[A run of records]
● ● ● ●

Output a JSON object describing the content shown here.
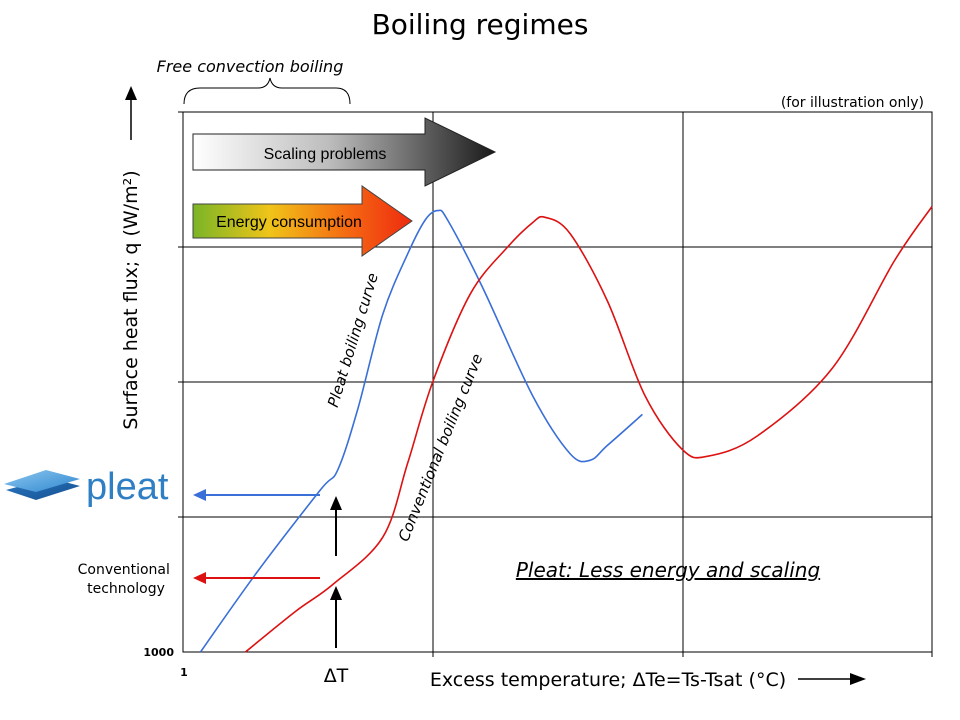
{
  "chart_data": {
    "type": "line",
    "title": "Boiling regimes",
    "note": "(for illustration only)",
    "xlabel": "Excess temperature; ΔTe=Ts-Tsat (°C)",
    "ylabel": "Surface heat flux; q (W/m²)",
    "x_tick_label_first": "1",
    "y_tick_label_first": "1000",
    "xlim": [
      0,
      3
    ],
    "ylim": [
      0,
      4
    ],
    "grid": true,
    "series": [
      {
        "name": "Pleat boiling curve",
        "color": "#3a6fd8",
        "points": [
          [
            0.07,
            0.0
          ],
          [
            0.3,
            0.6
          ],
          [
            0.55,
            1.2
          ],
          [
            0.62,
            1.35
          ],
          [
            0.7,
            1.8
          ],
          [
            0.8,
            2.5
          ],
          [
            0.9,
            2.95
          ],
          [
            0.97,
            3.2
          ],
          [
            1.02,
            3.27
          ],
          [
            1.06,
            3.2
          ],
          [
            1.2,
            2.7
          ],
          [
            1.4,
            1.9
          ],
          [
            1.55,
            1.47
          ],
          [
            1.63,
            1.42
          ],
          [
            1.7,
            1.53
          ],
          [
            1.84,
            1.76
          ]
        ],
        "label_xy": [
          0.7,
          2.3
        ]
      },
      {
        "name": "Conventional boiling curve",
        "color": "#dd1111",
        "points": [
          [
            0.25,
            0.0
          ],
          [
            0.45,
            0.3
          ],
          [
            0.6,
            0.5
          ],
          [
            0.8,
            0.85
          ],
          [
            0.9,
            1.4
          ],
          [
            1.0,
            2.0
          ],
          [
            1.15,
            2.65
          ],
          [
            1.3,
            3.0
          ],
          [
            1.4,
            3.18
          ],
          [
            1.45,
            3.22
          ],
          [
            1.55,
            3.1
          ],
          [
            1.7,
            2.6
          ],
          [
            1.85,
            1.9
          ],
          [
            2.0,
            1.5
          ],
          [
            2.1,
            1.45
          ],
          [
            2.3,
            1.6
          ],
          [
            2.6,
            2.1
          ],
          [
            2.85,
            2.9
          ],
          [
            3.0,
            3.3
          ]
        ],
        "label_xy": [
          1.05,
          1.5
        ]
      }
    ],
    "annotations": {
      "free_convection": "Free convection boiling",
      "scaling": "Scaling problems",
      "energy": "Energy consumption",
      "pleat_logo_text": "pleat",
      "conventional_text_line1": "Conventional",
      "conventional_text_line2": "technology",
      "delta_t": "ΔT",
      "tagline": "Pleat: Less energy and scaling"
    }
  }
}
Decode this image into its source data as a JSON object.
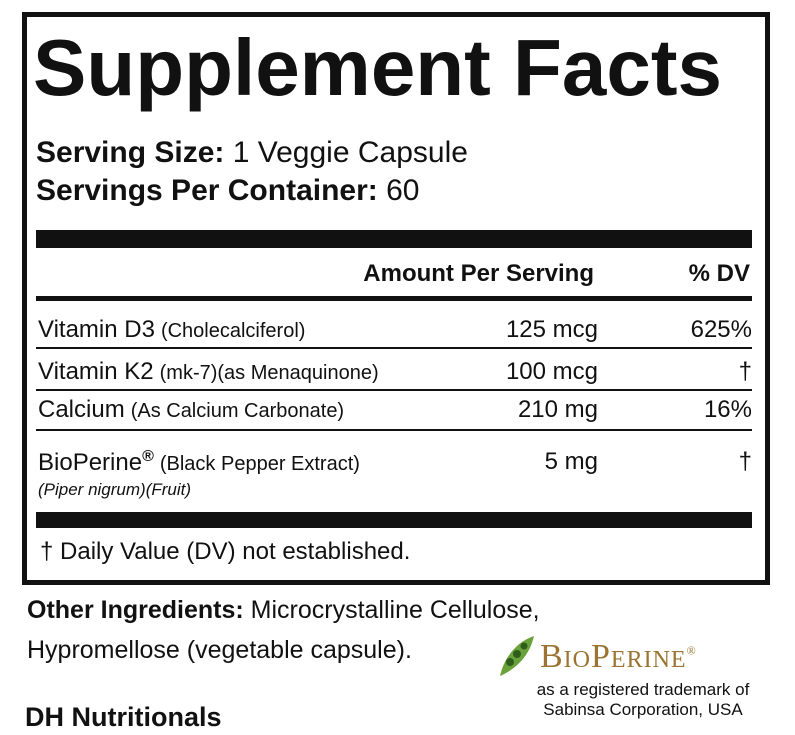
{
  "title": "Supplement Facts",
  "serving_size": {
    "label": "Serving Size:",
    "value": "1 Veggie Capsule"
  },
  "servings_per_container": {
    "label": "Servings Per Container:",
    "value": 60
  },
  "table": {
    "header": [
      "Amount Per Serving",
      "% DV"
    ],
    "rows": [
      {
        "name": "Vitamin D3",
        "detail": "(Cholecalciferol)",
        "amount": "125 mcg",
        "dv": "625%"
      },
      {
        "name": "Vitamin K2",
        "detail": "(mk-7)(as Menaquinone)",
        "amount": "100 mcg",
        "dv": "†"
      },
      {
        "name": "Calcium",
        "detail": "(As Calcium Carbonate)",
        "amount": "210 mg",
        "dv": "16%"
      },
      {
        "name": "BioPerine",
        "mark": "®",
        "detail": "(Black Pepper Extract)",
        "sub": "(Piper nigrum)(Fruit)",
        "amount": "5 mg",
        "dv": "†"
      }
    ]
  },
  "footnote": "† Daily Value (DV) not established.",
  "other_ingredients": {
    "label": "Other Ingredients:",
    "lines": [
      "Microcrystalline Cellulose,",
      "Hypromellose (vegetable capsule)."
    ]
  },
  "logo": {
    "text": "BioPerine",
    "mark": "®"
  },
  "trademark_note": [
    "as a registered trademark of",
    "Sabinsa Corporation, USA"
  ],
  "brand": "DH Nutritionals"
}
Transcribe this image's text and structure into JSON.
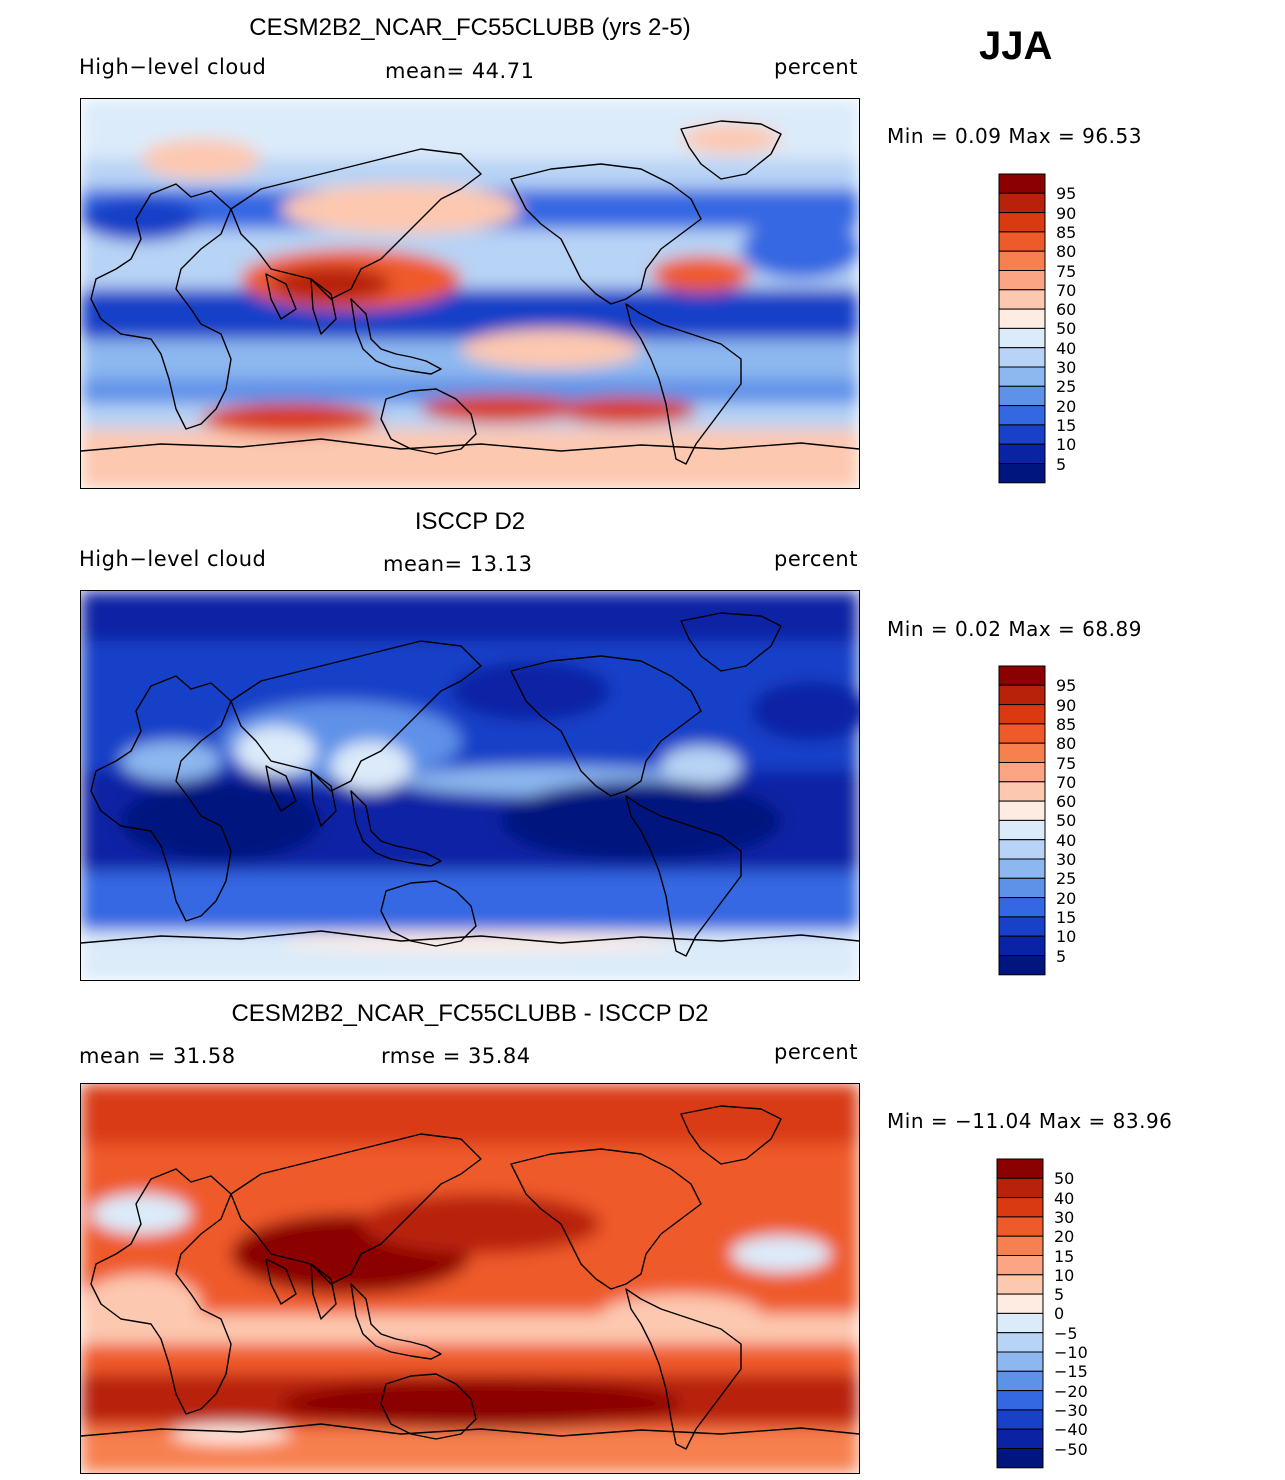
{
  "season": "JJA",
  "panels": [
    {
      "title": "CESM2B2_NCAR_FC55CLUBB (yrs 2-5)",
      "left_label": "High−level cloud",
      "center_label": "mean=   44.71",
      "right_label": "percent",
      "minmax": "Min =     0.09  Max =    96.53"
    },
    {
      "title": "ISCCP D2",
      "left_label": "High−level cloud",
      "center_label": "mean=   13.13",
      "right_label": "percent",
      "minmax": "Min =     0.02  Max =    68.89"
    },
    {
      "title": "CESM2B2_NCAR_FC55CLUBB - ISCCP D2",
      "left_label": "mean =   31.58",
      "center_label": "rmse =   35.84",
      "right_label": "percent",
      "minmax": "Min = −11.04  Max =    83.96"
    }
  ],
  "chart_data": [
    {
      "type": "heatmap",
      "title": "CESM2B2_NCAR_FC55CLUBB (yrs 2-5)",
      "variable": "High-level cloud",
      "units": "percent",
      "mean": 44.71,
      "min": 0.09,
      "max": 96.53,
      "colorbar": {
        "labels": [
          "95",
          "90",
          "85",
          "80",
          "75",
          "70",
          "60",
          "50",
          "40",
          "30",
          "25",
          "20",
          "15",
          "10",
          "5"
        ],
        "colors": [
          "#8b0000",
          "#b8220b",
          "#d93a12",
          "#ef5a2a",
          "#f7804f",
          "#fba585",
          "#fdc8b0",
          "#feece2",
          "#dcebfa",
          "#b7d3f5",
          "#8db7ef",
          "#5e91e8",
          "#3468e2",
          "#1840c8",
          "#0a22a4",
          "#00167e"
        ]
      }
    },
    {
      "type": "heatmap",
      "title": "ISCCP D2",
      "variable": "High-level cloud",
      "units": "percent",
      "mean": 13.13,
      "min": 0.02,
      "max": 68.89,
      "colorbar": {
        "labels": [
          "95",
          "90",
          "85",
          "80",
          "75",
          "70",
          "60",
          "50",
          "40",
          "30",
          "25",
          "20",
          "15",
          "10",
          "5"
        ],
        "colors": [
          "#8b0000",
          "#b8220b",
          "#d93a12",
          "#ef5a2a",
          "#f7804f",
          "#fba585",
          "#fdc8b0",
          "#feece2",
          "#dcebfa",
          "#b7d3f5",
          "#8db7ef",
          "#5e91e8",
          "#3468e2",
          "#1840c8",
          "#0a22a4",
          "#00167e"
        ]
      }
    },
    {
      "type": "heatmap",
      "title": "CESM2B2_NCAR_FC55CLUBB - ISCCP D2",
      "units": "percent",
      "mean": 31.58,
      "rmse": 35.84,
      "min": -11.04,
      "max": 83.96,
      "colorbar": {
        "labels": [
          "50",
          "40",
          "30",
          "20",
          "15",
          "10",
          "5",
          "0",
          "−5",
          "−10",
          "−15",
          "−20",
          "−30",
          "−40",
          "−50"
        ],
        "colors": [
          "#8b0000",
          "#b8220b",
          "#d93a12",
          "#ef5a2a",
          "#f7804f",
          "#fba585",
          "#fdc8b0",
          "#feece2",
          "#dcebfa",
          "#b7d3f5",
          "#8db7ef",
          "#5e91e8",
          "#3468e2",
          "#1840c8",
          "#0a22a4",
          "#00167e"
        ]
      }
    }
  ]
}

● ● ● ●

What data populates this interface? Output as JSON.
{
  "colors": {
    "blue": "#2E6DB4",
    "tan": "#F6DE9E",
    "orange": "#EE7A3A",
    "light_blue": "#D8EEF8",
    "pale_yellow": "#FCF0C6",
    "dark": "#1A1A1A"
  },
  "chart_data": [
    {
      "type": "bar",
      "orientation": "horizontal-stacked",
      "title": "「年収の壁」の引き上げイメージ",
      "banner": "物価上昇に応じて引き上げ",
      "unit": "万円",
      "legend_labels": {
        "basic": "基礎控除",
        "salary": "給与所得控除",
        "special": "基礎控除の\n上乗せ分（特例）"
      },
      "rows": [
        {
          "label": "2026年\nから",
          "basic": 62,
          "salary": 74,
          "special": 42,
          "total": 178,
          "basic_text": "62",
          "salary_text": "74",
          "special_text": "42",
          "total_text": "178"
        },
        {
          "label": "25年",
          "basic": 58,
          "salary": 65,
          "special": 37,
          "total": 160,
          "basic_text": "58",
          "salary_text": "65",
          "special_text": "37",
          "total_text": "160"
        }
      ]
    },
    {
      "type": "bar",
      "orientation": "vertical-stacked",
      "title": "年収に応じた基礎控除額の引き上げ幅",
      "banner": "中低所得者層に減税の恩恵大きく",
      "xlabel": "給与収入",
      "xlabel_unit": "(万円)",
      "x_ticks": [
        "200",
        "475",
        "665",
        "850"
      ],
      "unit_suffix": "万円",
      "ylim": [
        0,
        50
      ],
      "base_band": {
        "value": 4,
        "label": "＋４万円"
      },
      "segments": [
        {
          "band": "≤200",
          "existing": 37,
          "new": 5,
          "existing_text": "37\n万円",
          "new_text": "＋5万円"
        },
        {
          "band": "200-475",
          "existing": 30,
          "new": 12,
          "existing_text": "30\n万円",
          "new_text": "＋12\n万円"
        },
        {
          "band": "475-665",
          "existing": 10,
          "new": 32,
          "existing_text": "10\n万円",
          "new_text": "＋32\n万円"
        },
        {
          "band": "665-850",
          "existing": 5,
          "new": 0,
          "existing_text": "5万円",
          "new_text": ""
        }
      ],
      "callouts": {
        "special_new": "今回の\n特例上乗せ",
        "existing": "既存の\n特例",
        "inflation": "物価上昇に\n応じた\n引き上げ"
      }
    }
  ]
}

● ● ● ●

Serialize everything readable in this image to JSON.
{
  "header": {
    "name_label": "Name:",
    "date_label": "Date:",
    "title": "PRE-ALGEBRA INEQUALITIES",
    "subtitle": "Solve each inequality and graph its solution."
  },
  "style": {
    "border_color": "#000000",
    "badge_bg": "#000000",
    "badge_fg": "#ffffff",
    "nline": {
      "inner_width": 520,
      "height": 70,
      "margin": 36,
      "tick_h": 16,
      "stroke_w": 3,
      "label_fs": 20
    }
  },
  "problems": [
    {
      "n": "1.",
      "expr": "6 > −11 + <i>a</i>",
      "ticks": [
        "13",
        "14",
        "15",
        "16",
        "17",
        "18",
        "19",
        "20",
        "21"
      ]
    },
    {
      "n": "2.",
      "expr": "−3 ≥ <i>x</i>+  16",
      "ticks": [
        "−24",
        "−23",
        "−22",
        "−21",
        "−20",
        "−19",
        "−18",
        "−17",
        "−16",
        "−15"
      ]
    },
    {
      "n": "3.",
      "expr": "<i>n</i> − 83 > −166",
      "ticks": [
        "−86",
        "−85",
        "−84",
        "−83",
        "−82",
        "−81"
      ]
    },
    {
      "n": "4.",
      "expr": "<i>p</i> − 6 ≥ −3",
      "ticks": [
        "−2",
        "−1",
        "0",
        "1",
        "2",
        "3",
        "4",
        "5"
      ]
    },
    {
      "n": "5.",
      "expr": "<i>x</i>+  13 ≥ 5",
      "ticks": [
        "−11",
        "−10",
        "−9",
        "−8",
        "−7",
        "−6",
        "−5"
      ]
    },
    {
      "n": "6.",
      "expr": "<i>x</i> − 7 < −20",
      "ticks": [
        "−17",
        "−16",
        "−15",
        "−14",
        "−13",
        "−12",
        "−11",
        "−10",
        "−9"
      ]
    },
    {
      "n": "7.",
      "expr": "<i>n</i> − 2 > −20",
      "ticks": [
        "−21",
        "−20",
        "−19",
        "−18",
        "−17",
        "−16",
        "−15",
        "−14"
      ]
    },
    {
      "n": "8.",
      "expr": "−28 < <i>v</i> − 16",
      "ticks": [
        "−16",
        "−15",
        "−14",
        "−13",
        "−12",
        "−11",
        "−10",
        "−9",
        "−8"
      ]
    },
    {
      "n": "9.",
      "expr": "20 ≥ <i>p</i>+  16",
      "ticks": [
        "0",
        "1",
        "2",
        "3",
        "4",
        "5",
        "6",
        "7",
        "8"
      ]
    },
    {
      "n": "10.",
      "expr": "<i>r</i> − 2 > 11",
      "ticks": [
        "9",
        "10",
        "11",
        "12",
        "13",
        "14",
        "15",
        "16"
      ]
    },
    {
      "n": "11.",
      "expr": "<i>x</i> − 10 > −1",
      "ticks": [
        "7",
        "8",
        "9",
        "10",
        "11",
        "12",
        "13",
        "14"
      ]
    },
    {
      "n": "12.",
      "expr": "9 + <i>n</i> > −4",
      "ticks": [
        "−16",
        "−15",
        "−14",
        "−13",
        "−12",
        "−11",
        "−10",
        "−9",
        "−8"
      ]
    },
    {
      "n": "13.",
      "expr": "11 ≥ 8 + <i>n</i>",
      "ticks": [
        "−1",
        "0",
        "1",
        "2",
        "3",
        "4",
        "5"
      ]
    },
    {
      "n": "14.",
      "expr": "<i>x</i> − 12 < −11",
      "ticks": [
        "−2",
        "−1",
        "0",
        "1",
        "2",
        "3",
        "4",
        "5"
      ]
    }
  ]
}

● ● ● ●

Gather and return every line that holds the string "minmax".

• ANSWER TO THE EXERCISE
      "minmax": "Min =     0.09  Max =    96.53"
      "minmax": "Min =     0.02  Max =    68.89"
      "minmax": "Min = −11.04  Max =    83.96"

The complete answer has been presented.